- **EXERCISE DESCRIPTION**
Write out every entry exactly as it stands.
-- Begin --
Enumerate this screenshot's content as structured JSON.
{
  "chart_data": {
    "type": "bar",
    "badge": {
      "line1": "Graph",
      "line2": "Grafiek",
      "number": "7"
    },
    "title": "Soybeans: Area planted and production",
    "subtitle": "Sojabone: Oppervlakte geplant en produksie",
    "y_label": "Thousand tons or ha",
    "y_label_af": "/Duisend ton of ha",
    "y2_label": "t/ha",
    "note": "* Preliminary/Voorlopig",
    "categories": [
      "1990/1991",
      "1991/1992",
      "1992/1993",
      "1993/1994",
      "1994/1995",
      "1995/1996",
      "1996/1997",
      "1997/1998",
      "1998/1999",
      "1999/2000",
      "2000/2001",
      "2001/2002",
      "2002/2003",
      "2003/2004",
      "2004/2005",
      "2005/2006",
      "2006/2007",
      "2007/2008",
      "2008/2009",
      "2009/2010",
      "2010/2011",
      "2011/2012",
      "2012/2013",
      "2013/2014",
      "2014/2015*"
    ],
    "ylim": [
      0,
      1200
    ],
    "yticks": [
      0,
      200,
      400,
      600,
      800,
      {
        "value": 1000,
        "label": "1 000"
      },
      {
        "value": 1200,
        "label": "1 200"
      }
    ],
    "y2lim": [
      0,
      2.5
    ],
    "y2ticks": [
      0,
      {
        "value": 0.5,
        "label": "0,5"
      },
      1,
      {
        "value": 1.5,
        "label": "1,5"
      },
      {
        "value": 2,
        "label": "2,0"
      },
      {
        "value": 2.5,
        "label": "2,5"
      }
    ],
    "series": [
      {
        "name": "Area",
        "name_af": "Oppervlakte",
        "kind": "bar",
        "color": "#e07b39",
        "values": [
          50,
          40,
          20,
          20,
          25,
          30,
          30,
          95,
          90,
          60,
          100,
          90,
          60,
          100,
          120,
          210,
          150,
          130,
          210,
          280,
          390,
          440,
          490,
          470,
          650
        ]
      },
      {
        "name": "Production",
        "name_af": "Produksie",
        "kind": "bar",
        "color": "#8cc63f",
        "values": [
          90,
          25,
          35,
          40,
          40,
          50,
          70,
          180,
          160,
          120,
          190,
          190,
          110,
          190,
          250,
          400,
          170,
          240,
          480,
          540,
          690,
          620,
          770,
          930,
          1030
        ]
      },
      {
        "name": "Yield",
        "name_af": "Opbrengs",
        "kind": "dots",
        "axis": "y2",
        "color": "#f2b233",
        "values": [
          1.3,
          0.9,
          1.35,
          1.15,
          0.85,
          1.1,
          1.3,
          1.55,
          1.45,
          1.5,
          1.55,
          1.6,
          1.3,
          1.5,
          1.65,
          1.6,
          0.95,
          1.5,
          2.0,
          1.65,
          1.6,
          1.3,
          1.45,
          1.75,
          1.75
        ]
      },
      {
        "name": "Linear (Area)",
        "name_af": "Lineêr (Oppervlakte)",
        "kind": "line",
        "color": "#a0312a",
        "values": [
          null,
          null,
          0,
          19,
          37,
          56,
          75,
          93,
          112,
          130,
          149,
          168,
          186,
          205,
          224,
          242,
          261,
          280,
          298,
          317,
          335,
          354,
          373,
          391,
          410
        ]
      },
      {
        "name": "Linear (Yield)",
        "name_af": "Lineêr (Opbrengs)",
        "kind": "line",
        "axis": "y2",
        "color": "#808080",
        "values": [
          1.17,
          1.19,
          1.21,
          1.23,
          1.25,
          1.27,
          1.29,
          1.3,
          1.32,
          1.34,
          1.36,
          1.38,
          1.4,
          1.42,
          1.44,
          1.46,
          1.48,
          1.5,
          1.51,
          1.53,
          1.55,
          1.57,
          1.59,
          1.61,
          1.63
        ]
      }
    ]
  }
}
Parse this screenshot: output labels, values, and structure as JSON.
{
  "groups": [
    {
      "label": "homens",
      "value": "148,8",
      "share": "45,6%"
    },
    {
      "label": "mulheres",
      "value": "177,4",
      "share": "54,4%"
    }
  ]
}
-- End --
- **SOLUTION TO THIS PROBLEM**
Enumerate this screenshot's content as structured JSON.
{
  "chart_data": {
    "type": "bar",
    "badge": {
      "line1": "Graph",
      "line2": "Grafiek",
      "number": "7"
    },
    "title": "Soybeans: Area planted and production",
    "subtitle": "Sojabone: Oppervlakte geplant en produksie",
    "y_label": "Thousand tons or ha",
    "y_label_af": "/Duisend ton of ha",
    "y2_label": "t/ha",
    "note": "* Preliminary/Voorlopig",
    "categories": [
      "1990/1991",
      "1991/1992",
      "1992/1993",
      "1993/1994",
      "1994/1995",
      "1995/1996",
      "1996/1997",
      "1997/1998",
      "1998/1999",
      "1999/2000",
      "2000/2001",
      "2001/2002",
      "2002/2003",
      "2003/2004",
      "2004/2005",
      "2005/2006",
      "2006/2007",
      "2007/2008",
      "2008/2009",
      "2009/2010",
      "2010/2011",
      "2011/2012",
      "2012/2013",
      "2013/2014",
      "2014/2015*"
    ],
    "ylim": [
      0,
      1200
    ],
    "yticks": [
      0,
      200,
      400,
      600,
      800,
      {
        "value": 1000,
        "label": "1 000"
      },
      {
        "value": 1200,
        "label": "1 200"
      }
    ],
    "y2lim": [
      0,
      2.5
    ],
    "y2ticks": [
      0,
      {
        "value": 0.5,
        "label": "0,5"
      },
      1,
      {
        "value": 1.5,
        "label": "1,5"
      },
      {
        "value": 2,
        "label": "2,0"
      },
      {
        "value": 2.5,
        "label": "2,5"
      }
    ],
    "series": [
      {
        "name": "Area",
        "name_af": "Oppervlakte",
        "kind": "bar",
        "color": "#e07b39",
        "values": [
          50,
          40,
          20,
          20,
          25,
          30,
          30,
          95,
          90,
          60,
          100,
          90,
          60,
          100,
          120,
          210,
          150,
          130,
          210,
          280,
          390,
          440,
          490,
          470,
          650
        ]
      },
      {
        "name": "Production",
        "name_af": "Produksie",
        "kind": "bar",
        "color": "#8cc63f",
        "values": [
          90,
          25,
          35,
          40,
          40,
          50,
          70,
          180,
          160,
          120,
          190,
          190,
          110,
          190,
          250,
          400,
          170,
          240,
          480,
          540,
          690,
          620,
          770,
          930,
          1030
        ]
      },
      {
        "name": "Yield",
        "name_af": "Opbrengs",
        "kind": "dots",
        "axis": "y2",
        "color": "#f2b233",
        "values": [
          1.3,
          0.9,
          1.35,
          1.15,
          0.85,
          1.1,
          1.3,
          1.55,
          1.45,
          1.5,
          1.55,
          1.6,
          1.3,
          1.5,
          1.65,
          1.6,
          0.95,
          1.5,
          2.0,
          1.65,
          1.6,
          1.3,
          1.45,
          1.75,
          1.75
        ]
      },
      {
        "name": "Linear (Area)",
        "name_af": "Lineêr (Oppervlakte)",
        "kind": "line",
        "color": "#a0312a",
        "values": [
          null,
          null,
          0,
          19,
          37,
          56,
          75,
          93,
          112,
          130,
          149,
          168,
          186,
          205,
          224,
          242,
          261,
          280,
          298,
          317,
          335,
          354,
          373,
          391,
          410
        ]
      },
      {
        "name": "Linear (Yield)",
        "name_af": "Lineêr (Opbrengs)",
        "kind": "line",
        "axis": "y2",
        "color": "#808080",
        "values": [
          1.17,
          1.19,
          1.21,
          1.23,
          1.25,
          1.27,
          1.29,
          1.3,
          1.32,
          1.34,
          1.36,
          1.38,
          1.4,
          1.42,
          1.44,
          1.46,
          1.48,
          1.5,
          1.51,
          1.53,
          1.55,
          1.57,
          1.59,
          1.61,
          1.63
        ]
      }
    ]
  }
}
Parse this screenshot: output labels, values, and structure as JSON.
{
  "groups": [
    {
      "label": "homens",
      "value": "148,8",
      "share": "45,6%"
    },
    {
      "label": "mulheres",
      "value": "177,4",
      "share": "54,4%"
    }
  ]
}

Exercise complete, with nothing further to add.